> **Data supplied**:
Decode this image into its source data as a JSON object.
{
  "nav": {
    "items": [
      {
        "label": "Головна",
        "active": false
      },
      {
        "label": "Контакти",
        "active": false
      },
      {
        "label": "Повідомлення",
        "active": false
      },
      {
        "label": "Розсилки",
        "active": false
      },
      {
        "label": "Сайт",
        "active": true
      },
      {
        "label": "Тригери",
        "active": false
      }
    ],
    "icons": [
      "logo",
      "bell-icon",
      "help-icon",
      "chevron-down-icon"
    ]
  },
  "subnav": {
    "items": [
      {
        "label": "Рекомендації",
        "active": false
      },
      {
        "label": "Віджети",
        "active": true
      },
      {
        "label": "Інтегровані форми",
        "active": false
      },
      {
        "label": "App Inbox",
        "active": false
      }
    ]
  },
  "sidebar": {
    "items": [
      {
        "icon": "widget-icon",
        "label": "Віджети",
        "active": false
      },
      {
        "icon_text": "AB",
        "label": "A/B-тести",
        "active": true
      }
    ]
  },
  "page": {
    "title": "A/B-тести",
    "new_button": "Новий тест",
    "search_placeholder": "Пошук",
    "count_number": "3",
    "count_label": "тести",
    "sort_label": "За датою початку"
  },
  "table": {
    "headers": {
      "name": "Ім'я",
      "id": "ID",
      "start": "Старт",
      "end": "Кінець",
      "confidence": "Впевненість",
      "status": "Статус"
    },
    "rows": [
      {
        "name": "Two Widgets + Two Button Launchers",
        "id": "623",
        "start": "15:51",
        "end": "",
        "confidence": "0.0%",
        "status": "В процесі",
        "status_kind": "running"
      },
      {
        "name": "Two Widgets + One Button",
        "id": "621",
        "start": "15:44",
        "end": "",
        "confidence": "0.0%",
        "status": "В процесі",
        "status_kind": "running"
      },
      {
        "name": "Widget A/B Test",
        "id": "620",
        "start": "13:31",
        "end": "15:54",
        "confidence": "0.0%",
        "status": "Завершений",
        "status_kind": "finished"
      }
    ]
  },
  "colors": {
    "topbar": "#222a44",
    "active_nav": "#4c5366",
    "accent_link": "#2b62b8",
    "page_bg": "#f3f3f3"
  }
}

> **To do**: Repeat the records above in full, character for character.

> **Solution for this problem**:
Decode this image into its source data as a JSON object.
{
  "nav": {
    "items": [
      {
        "label": "Головна",
        "active": false
      },
      {
        "label": "Контакти",
        "active": false
      },
      {
        "label": "Повідомлення",
        "active": false
      },
      {
        "label": "Розсилки",
        "active": false
      },
      {
        "label": "Сайт",
        "active": true
      },
      {
        "label": "Тригери",
        "active": false
      }
    ],
    "icons": [
      "logo",
      "bell-icon",
      "help-icon",
      "chevron-down-icon"
    ]
  },
  "subnav": {
    "items": [
      {
        "label": "Рекомендації",
        "active": false
      },
      {
        "label": "Віджети",
        "active": true
      },
      {
        "label": "Інтегровані форми",
        "active": false
      },
      {
        "label": "App Inbox",
        "active": false
      }
    ]
  },
  "sidebar": {
    "items": [
      {
        "icon": "widget-icon",
        "label": "Віджети",
        "active": false
      },
      {
        "icon_text": "AB",
        "label": "A/B-тести",
        "active": true
      }
    ]
  },
  "page": {
    "title": "A/B-тести",
    "new_button": "Новий тест",
    "search_placeholder": "Пошук",
    "count_number": "3",
    "count_label": "тести",
    "sort_label": "За датою початку"
  },
  "table": {
    "headers": {
      "name": "Ім'я",
      "id": "ID",
      "start": "Старт",
      "end": "Кінець",
      "confidence": "Впевненість",
      "status": "Статус"
    },
    "rows": [
      {
        "name": "Two Widgets + Two Button Launchers",
        "id": "623",
        "start": "15:51",
        "end": "",
        "confidence": "0.0%",
        "status": "В процесі",
        "status_kind": "running"
      },
      {
        "name": "Two Widgets + One Button",
        "id": "621",
        "start": "15:44",
        "end": "",
        "confidence": "0.0%",
        "status": "В процесі",
        "status_kind": "running"
      },
      {
        "name": "Widget A/B Test",
        "id": "620",
        "start": "13:31",
        "end": "15:54",
        "confidence": "0.0%",
        "status": "Завершений",
        "status_kind": "finished"
      }
    ]
  },
  "colors": {
    "topbar": "#222a44",
    "active_nav": "#4c5366",
    "accent_link": "#2b62b8",
    "page_bg": "#f3f3f3"
  }
}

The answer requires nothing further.